◆ Exercise objective ◆
Your task is to repeat all of the material exactly.
────────────────────────────────────────
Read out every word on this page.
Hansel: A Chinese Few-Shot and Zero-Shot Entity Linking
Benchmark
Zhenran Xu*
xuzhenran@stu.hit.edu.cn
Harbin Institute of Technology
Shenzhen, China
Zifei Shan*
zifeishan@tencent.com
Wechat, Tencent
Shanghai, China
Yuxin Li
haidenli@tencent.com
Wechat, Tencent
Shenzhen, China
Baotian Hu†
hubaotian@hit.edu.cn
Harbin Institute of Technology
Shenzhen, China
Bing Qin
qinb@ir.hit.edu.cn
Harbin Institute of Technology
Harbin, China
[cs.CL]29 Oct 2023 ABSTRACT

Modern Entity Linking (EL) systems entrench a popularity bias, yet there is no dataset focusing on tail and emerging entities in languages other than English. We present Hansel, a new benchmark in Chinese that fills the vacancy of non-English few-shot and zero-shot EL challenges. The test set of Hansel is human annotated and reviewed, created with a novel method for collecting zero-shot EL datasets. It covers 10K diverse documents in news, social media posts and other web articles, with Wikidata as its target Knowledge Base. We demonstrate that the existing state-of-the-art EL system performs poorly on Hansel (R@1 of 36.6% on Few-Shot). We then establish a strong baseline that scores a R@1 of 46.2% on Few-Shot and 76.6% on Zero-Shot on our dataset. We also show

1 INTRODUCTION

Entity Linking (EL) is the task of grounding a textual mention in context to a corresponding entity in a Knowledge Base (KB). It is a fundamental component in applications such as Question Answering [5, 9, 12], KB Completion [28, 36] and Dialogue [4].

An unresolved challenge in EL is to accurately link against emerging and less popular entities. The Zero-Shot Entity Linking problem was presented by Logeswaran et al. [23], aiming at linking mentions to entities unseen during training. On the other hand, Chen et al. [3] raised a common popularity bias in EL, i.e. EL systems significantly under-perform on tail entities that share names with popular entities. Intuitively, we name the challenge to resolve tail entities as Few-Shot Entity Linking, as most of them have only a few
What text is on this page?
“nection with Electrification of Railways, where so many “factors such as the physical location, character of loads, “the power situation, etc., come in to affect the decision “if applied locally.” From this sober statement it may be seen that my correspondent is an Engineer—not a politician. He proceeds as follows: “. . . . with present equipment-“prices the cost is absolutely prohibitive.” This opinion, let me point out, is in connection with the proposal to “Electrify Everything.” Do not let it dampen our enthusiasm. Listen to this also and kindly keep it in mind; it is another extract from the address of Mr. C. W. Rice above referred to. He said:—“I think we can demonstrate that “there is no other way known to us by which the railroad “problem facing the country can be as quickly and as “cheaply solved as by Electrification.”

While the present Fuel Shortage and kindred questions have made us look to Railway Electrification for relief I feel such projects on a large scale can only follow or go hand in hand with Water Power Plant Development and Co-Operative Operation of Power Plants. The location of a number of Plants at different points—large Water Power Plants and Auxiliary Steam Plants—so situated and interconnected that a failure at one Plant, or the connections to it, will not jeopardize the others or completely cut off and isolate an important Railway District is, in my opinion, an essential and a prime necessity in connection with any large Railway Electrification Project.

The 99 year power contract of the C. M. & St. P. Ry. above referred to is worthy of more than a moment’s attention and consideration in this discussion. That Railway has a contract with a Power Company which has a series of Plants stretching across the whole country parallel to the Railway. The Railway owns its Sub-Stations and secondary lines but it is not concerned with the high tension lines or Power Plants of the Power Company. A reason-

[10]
────────────────────────────────────────
◆ Solution ◆
Read out every word on this page.
Hansel: A Chinese Few-Shot and Zero-Shot Entity Linking
Benchmark
Zhenran Xu*
xuzhenran@stu.hit.edu.cn
Harbin Institute of Technology
Shenzhen, China
Zifei Shan*
zifeishan@tencent.com
Wechat, Tencent
Shanghai, China
Yuxin Li
haidenli@tencent.com
Wechat, Tencent
Shenzhen, China
Baotian Hu†
hubaotian@hit.edu.cn
Harbin Institute of Technology
Shenzhen, China
Bing Qin
qinb@ir.hit.edu.cn
Harbin Institute of Technology
Harbin, China
[cs.CL]29 Oct 2023 ABSTRACT

Modern Entity Linking (EL) systems entrench a popularity bias, yet there is no dataset focusing on tail and emerging entities in languages other than English. We present Hansel, a new benchmark in Chinese that fills the vacancy of non-English few-shot and zero-shot EL challenges. The test set of Hansel is human annotated and reviewed, created with a novel method for collecting zero-shot EL datasets. It covers 10K diverse documents in news, social media posts and other web articles, with Wikidata as its target Knowledge Base. We demonstrate that the existing state-of-the-art EL system performs poorly on Hansel (R@1 of 36.6% on Few-Shot). We then establish a strong baseline that scores a R@1 of 46.2% on Few-Shot and 76.6% on Zero-Shot on our dataset. We also show

1 INTRODUCTION

Entity Linking (EL) is the task of grounding a textual mention in context to a corresponding entity in a Knowledge Base (KB). It is a fundamental component in applications such as Question Answering [5, 9, 12], KB Completion [28, 36] and Dialogue [4].

An unresolved challenge in EL is to accurately link against emerging and less popular entities. The Zero-Shot Entity Linking problem was presented by Logeswaran et al. [23], aiming at linking mentions to entities unseen during training. On the other hand, Chen et al. [3] raised a common popularity bias in EL, i.e. EL systems significantly under-perform on tail entities that share names with popular entities. Intuitively, we name the challenge to resolve tail entities as Few-Shot Entity Linking, as most of them have only a few
What text is on this page?
“nection with Electrification of Railways, where so many “factors such as the physical location, character of loads, “the power situation, etc., come in to affect the decision “if applied locally.” From this sober statement it may be seen that my correspondent is an Engineer—not a politician. He proceeds as follows: “. . . . with present equipment-“prices the cost is absolutely prohibitive.” This opinion, let me point out, is in connection with the proposal to “Electrify Everything.” Do not let it dampen our enthusiasm. Listen to this also and kindly keep it in mind; it is another extract from the address of Mr. C. W. Rice above referred to. He said:—“I think we can demonstrate that “there is no other way known to us by which the railroad “problem facing the country can be as quickly and as “cheaply solved as by Electrification.”

While the present Fuel Shortage and kindred questions have made us look to Railway Electrification for relief I feel such projects on a large scale can only follow or go hand in hand with Water Power Plant Development and Co-Operative Operation of Power Plants. The location of a number of Plants at different points—large Water Power Plants and Auxiliary Steam Plants—so situated and interconnected that a failure at one Plant, or the connections to it, will not jeopardize the others or completely cut off and isolate an important Railway District is, in my opinion, an essential and a prime necessity in connection with any large Railway Electrification Project.

The 99 year power contract of the C. M. & St. P. Ry. above referred to is worthy of more than a moment’s attention and consideration in this discussion. That Railway has a contract with a Power Company which has a series of Plants stretching across the whole country parallel to the Railway. The Railway owns its Sub-Stations and secondary lines but it is not concerned with the high tension lines or Power Plants of the Power Company. A reason-

[10]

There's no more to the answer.